*Work to be completed*: Set down the entries below word for word, beginning with the first line and stopping after the line that contains "layer-row[interactable]: ▶ Button".
──────
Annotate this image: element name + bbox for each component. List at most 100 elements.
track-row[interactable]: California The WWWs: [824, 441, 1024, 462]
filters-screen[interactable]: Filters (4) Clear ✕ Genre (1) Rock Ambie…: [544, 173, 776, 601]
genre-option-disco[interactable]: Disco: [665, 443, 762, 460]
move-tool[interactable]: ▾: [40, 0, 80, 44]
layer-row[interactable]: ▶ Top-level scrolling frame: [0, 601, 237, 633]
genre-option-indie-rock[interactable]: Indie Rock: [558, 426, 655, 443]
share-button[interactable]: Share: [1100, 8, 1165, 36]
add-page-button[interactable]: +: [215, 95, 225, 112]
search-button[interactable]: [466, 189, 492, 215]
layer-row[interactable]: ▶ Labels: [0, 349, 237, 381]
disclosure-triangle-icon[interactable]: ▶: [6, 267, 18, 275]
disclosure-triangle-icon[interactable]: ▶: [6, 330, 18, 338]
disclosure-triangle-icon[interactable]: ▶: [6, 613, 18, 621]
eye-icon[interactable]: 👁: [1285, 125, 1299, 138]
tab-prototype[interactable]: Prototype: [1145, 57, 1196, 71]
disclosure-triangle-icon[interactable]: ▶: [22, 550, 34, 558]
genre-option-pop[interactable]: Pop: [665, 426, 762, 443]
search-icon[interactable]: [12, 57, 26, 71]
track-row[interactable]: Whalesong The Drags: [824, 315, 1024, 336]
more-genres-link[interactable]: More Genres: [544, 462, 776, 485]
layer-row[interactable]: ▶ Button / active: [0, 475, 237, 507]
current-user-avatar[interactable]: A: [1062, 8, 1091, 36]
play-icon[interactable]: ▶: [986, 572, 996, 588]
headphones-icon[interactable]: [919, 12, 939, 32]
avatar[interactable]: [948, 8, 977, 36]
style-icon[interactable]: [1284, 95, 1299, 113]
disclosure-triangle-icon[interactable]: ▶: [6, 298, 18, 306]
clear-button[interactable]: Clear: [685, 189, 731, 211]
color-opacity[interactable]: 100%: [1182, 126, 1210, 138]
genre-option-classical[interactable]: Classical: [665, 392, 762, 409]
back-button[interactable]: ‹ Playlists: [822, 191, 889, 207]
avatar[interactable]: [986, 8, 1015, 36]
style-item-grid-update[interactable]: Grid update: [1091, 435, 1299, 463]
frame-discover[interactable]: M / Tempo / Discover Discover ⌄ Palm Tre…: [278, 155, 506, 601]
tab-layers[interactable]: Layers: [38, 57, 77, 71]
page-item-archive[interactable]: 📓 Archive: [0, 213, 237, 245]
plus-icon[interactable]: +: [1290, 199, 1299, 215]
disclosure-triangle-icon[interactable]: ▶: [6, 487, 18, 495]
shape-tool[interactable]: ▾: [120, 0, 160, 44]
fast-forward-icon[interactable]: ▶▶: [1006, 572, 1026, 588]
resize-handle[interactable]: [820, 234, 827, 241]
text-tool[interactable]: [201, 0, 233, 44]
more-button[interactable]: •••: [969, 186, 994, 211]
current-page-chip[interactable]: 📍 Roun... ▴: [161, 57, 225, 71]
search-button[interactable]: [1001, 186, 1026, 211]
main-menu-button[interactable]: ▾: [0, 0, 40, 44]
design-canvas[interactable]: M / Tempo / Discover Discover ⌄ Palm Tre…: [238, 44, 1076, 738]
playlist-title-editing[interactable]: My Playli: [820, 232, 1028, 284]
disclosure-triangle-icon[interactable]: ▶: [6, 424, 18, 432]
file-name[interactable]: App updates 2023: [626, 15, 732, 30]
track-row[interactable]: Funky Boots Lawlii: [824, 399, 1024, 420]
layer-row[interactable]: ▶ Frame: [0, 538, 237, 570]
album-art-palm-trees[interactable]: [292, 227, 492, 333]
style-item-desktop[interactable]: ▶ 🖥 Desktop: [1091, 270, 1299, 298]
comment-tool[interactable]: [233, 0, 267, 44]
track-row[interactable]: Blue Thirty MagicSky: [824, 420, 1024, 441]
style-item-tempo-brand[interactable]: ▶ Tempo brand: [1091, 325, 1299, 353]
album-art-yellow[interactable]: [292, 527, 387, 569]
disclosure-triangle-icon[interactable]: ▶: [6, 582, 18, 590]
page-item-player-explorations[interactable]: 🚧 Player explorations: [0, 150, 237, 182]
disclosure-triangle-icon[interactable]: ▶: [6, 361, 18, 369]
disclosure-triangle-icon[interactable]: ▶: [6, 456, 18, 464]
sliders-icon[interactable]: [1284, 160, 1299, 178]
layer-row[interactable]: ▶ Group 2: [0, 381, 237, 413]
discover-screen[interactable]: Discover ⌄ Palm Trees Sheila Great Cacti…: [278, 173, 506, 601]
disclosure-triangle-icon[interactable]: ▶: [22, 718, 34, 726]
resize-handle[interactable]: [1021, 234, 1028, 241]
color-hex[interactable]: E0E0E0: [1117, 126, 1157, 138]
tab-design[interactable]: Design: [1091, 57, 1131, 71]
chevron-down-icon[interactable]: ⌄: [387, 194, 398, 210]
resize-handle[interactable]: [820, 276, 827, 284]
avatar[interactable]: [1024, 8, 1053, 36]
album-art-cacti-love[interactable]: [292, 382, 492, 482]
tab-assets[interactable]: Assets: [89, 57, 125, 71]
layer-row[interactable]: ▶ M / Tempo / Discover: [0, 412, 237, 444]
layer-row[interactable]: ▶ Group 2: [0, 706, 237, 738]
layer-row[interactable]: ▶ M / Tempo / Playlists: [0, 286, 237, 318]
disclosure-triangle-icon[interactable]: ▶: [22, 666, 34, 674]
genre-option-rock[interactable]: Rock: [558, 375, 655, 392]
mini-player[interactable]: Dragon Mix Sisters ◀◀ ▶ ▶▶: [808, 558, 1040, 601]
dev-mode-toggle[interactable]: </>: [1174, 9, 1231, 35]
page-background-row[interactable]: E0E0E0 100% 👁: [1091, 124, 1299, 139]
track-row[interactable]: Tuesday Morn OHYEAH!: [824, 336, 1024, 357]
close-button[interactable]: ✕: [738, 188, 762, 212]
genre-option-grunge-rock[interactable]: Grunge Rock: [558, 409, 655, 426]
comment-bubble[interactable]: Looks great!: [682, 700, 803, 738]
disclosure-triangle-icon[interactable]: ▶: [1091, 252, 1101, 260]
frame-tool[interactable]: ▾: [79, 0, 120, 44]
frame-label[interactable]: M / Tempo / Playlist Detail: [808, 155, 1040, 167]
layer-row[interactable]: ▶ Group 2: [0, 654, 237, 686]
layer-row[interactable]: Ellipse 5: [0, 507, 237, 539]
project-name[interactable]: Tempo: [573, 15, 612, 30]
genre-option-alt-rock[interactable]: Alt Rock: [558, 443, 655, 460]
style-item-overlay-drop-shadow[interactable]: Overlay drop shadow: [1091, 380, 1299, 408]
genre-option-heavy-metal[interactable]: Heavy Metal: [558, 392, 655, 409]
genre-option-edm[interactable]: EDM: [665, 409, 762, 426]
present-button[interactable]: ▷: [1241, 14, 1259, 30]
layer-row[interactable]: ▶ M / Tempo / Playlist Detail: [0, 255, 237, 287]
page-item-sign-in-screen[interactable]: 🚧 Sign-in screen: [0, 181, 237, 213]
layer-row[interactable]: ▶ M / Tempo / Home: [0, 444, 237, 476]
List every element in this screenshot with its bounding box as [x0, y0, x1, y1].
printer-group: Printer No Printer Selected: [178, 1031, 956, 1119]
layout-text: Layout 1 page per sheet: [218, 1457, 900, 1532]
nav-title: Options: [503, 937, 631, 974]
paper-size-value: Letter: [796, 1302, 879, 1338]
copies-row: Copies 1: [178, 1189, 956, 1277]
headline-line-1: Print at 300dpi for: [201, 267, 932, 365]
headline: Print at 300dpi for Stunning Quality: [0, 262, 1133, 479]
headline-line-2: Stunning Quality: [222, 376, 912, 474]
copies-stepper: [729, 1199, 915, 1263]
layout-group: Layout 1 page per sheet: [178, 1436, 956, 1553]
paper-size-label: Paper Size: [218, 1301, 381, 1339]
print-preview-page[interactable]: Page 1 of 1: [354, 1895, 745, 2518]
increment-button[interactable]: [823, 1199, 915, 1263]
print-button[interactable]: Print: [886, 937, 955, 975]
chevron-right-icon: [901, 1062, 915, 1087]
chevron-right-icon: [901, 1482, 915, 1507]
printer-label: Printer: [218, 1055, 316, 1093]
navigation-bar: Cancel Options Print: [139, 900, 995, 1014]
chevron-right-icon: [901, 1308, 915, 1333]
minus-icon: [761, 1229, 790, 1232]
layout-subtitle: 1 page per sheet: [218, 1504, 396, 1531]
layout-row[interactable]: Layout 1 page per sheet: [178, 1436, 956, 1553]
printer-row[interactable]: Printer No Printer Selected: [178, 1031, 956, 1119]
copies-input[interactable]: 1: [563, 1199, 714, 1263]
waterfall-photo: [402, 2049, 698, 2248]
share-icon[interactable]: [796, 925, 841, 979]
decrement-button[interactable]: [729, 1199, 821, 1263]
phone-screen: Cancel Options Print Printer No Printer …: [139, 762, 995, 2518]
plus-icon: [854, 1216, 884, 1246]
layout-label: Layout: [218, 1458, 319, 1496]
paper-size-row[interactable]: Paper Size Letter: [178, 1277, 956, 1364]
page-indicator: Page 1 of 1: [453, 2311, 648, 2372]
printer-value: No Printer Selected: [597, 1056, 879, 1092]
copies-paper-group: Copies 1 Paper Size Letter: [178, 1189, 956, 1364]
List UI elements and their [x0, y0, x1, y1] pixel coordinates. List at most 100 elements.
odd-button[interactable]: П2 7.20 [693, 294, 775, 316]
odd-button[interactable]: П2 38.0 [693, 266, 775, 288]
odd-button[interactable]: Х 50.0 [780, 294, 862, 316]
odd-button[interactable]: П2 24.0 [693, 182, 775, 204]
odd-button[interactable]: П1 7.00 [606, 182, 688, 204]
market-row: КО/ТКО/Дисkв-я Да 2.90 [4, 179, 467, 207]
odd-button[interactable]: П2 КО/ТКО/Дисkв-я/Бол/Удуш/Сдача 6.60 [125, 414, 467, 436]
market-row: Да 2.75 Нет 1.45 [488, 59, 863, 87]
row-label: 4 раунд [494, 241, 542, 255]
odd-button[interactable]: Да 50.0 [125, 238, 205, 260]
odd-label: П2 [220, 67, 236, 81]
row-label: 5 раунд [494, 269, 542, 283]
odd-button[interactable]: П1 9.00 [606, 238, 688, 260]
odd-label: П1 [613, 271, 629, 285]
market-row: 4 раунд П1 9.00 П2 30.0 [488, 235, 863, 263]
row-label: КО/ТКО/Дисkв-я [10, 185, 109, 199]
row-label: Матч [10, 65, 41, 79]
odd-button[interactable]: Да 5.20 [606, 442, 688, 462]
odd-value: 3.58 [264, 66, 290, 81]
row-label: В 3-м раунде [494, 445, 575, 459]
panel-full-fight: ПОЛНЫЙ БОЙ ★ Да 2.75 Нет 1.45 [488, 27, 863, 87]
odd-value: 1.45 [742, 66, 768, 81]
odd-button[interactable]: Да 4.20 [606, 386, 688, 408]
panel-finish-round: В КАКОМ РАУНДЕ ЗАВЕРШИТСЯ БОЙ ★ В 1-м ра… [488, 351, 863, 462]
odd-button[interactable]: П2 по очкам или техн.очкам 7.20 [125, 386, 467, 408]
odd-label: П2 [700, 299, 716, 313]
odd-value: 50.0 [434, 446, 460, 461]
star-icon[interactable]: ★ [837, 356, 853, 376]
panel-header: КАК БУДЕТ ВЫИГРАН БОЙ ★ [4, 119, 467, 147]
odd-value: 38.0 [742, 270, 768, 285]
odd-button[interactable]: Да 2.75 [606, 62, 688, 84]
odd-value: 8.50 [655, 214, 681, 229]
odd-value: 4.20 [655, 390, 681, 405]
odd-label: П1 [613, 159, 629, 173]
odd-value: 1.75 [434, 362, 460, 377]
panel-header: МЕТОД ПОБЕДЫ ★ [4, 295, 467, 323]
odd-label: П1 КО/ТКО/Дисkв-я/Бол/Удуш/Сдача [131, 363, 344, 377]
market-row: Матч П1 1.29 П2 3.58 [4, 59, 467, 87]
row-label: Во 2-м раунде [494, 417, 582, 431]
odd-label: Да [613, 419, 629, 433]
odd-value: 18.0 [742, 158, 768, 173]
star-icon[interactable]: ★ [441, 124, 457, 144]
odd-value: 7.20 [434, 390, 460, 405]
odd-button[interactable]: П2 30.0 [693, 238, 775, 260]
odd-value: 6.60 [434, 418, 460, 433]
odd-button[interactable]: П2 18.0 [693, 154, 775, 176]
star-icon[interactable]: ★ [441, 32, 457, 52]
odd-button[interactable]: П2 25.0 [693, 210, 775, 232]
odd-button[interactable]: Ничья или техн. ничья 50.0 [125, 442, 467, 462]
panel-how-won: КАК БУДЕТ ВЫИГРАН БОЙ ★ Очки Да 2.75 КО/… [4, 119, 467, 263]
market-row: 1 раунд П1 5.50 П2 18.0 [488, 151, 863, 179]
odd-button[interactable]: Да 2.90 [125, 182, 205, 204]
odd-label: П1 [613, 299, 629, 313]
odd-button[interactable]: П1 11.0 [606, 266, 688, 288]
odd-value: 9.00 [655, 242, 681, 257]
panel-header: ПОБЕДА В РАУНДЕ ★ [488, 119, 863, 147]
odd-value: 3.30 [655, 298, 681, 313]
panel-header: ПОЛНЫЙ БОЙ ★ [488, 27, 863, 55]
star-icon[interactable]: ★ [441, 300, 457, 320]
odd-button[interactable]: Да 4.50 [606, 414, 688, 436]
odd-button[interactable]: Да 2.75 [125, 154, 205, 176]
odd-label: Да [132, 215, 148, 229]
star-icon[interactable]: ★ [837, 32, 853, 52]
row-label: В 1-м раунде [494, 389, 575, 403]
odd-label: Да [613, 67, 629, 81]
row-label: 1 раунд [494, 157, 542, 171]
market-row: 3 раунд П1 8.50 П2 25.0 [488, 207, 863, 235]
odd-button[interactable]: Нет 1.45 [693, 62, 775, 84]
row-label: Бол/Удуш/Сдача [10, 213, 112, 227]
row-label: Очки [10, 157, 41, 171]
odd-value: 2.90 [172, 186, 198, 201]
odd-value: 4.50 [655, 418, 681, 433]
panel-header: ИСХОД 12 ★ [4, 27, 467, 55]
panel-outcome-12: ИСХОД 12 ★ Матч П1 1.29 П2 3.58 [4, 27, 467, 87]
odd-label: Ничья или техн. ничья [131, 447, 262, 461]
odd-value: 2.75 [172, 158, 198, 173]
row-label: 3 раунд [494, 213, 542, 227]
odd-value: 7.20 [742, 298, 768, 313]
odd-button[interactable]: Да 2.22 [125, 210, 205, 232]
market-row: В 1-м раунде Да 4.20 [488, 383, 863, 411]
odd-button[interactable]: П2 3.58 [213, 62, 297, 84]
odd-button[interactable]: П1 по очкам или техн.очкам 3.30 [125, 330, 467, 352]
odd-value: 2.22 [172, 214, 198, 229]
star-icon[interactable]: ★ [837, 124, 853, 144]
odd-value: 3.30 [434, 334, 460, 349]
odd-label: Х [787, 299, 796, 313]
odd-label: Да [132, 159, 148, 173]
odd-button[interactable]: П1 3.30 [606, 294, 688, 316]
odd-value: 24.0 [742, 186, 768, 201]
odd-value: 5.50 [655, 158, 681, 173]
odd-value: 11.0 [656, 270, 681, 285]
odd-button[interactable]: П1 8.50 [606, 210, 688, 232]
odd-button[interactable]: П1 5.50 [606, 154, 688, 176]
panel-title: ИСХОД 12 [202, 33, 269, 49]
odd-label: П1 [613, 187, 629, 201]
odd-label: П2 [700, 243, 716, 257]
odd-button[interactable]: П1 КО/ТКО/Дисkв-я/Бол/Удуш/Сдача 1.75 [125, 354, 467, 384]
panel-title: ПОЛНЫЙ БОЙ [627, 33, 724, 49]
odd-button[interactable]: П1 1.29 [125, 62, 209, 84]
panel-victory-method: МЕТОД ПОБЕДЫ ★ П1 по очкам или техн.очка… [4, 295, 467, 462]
──────
*Solution below*:
Annotate this image: element name + bbox for each component. List at most 100 elements.
track-row[interactable]: California The WWWs: [824, 441, 1024, 462]
filters-screen[interactable]: Filters (4) Clear ✕ Genre (1) Rock Ambie…: [544, 173, 776, 601]
genre-option-disco[interactable]: Disco: [665, 443, 762, 460]
move-tool[interactable]: ▾: [40, 0, 80, 44]
layer-row[interactable]: ▶ Top-level scrolling frame: [0, 601, 237, 633]
genre-option-indie-rock[interactable]: Indie Rock: [558, 426, 655, 443]
share-button[interactable]: Share: [1100, 8, 1165, 36]
add-page-button[interactable]: +: [215, 95, 225, 112]
search-button[interactable]: [466, 189, 492, 215]
layer-row[interactable]: ▶ Labels: [0, 349, 237, 381]
disclosure-triangle-icon[interactable]: ▶: [6, 267, 18, 275]
disclosure-triangle-icon[interactable]: ▶: [6, 330, 18, 338]
disclosure-triangle-icon[interactable]: ▶: [6, 613, 18, 621]
eye-icon[interactable]: 👁: [1285, 125, 1299, 138]
tab-prototype[interactable]: Prototype: [1145, 57, 1196, 71]
disclosure-triangle-icon[interactable]: ▶: [22, 550, 34, 558]
genre-option-pop[interactable]: Pop: [665, 426, 762, 443]
search-icon[interactable]: [12, 57, 26, 71]
track-row[interactable]: Whalesong The Drags: [824, 315, 1024, 336]
more-genres-link[interactable]: More Genres: [544, 462, 776, 485]
layer-row[interactable]: ▶ Button / active: [0, 475, 237, 507]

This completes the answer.